### Stored items from a collection

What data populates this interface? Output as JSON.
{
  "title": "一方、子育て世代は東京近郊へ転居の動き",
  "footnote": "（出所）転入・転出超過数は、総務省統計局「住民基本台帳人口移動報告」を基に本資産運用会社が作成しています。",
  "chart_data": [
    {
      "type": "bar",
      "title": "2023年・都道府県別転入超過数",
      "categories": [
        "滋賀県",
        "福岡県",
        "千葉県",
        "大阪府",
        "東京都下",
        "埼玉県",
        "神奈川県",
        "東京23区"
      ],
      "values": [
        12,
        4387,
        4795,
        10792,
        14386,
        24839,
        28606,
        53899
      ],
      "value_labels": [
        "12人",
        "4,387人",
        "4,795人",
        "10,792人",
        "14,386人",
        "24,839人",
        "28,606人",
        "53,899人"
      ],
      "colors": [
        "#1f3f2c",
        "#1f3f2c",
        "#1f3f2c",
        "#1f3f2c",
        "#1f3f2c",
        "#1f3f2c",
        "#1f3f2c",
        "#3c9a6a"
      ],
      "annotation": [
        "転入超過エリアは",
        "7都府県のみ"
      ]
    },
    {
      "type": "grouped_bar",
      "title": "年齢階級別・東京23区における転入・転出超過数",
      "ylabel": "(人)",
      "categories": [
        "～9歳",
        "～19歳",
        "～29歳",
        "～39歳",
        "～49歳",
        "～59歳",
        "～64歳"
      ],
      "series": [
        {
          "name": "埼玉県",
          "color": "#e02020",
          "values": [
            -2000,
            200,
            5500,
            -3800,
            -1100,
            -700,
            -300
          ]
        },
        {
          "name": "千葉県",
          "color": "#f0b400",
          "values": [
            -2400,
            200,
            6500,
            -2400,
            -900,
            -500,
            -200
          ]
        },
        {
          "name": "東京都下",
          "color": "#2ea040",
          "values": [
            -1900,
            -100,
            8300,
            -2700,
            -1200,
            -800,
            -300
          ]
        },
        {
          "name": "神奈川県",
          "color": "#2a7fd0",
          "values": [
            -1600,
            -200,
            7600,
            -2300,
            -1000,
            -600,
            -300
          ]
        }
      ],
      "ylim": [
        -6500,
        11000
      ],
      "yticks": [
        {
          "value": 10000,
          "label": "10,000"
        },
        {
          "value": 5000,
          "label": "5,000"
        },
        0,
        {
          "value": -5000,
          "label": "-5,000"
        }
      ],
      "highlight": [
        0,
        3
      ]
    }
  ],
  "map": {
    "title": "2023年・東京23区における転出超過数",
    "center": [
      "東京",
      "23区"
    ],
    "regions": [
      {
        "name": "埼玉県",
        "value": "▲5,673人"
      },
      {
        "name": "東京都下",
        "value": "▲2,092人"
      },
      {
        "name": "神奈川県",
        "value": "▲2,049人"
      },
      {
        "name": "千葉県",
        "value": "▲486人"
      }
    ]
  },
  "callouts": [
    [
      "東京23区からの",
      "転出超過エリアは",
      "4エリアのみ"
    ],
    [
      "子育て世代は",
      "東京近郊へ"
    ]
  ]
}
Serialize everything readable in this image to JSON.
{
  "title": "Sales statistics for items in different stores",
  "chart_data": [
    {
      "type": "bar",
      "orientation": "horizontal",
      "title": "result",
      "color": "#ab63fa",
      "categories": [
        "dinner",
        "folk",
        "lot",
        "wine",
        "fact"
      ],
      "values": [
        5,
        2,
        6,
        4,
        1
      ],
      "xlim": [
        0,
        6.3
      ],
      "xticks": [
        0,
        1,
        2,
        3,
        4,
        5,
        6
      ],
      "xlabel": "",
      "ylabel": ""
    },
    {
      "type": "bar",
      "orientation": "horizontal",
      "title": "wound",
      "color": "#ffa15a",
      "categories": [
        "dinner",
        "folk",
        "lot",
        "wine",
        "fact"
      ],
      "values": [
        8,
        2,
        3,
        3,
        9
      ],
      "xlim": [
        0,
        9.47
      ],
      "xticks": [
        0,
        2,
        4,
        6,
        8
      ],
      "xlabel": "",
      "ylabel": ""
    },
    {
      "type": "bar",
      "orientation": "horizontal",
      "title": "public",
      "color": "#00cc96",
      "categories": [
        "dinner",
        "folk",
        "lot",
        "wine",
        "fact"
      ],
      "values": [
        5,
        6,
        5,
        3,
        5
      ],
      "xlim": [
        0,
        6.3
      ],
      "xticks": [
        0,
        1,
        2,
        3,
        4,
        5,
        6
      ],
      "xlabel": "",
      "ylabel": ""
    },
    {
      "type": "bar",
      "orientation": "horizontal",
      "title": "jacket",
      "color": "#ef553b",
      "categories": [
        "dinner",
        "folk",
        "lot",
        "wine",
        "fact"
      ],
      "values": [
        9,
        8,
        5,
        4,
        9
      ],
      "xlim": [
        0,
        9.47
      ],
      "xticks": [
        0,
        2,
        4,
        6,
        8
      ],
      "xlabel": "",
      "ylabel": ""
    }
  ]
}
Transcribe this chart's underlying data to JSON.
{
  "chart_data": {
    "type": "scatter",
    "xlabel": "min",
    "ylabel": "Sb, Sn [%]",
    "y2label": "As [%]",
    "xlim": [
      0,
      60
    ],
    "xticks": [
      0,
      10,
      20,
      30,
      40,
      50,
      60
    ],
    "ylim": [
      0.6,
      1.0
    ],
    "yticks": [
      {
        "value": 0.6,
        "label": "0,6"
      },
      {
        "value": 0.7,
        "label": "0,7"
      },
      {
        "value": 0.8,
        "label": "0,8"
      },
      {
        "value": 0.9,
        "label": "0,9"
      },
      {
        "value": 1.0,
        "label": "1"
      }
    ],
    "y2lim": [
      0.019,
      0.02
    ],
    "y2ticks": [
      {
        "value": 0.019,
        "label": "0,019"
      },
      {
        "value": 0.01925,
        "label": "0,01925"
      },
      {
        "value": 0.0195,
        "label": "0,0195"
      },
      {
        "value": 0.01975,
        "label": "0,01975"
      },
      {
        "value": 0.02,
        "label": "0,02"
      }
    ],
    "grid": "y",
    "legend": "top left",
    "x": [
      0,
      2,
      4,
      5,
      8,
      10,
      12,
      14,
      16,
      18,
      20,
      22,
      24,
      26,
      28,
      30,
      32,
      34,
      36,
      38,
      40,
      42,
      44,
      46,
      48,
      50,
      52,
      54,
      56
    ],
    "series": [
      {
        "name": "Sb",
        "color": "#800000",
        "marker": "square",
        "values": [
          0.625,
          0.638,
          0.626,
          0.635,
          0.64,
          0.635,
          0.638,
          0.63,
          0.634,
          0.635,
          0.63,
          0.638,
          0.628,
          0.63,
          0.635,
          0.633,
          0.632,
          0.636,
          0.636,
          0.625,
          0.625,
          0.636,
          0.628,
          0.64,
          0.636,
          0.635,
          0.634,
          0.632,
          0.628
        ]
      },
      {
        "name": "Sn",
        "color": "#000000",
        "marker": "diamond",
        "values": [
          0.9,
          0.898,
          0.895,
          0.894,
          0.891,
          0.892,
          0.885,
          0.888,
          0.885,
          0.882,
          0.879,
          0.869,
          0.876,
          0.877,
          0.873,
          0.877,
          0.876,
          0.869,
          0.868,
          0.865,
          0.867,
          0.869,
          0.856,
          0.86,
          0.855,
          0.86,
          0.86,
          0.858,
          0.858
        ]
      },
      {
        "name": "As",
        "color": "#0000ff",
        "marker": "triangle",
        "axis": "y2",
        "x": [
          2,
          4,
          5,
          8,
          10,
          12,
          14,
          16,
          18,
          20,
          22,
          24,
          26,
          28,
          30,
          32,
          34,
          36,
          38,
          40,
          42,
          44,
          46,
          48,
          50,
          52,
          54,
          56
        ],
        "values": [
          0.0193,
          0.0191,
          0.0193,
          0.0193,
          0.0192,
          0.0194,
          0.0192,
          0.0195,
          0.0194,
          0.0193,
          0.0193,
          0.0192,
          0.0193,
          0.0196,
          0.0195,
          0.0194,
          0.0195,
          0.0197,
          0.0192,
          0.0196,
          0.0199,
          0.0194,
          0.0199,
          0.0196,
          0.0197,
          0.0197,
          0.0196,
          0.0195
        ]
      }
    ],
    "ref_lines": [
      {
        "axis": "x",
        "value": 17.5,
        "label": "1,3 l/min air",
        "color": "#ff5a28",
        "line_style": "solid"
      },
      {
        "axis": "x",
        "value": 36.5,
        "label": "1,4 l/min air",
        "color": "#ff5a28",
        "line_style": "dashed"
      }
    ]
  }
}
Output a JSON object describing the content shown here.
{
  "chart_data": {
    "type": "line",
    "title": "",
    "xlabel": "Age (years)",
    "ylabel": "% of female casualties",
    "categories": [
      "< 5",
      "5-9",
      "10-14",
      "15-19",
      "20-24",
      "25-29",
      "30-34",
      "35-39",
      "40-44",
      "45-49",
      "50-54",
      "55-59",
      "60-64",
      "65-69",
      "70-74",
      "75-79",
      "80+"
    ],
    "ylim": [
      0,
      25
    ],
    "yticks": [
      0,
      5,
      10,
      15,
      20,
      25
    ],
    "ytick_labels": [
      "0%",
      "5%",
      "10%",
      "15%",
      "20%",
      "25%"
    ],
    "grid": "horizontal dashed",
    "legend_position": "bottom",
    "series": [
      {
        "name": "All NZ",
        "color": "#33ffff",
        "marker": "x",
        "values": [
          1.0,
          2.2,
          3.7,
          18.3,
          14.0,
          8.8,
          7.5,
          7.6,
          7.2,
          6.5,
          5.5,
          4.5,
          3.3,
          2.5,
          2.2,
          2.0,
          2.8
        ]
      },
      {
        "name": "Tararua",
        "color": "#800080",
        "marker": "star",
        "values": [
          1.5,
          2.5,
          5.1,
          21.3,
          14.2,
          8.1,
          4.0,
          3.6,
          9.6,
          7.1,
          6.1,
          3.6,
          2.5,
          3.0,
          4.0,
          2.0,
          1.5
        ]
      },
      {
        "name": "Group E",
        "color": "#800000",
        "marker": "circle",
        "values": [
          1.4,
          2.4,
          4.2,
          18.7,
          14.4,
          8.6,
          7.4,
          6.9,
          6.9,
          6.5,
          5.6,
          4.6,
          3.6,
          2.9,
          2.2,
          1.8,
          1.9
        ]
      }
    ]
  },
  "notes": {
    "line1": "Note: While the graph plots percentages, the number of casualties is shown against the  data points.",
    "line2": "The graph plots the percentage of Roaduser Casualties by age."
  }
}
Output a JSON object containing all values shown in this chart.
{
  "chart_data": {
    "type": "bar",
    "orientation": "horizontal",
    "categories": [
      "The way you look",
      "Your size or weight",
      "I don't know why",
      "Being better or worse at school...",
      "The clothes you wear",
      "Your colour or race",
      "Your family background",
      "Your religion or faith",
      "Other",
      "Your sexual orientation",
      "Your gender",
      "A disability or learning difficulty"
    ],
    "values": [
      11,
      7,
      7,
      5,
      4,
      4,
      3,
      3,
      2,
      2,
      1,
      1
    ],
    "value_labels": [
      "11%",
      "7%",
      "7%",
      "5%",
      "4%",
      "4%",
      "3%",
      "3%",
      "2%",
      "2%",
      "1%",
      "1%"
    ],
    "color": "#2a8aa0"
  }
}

### Set task
Only the lines from the one with "Output a JSON object containing" through the end of the material are wanted; copy them exactly, both ends included.

### Output for this exercise
Output a JSON object containing all values shown in this chart.
{
  "chart_data": {
    "type": "bar",
    "orientation": "horizontal",
    "categories": [
      "The way you look",
      "Your size or weight",
      "I don't know why",
      "Being better or worse at school...",
      "The clothes you wear",
      "Your colour or race",
      "Your family background",
      "Your religion or faith",
      "Other",
      "Your sexual orientation",
      "Your gender",
      "A disability or learning difficulty"
    ],
    "values": [
      11,
      7,
      7,
      5,
      4,
      4,
      3,
      3,
      2,
      2,
      1,
      1
    ],
    "value_labels": [
      "11%",
      "7%",
      "7%",
      "5%",
      "4%",
      "4%",
      "3%",
      "3%",
      "2%",
      "2%",
      "1%",
      "1%"
    ],
    "color": "#2a8aa0"
  }
}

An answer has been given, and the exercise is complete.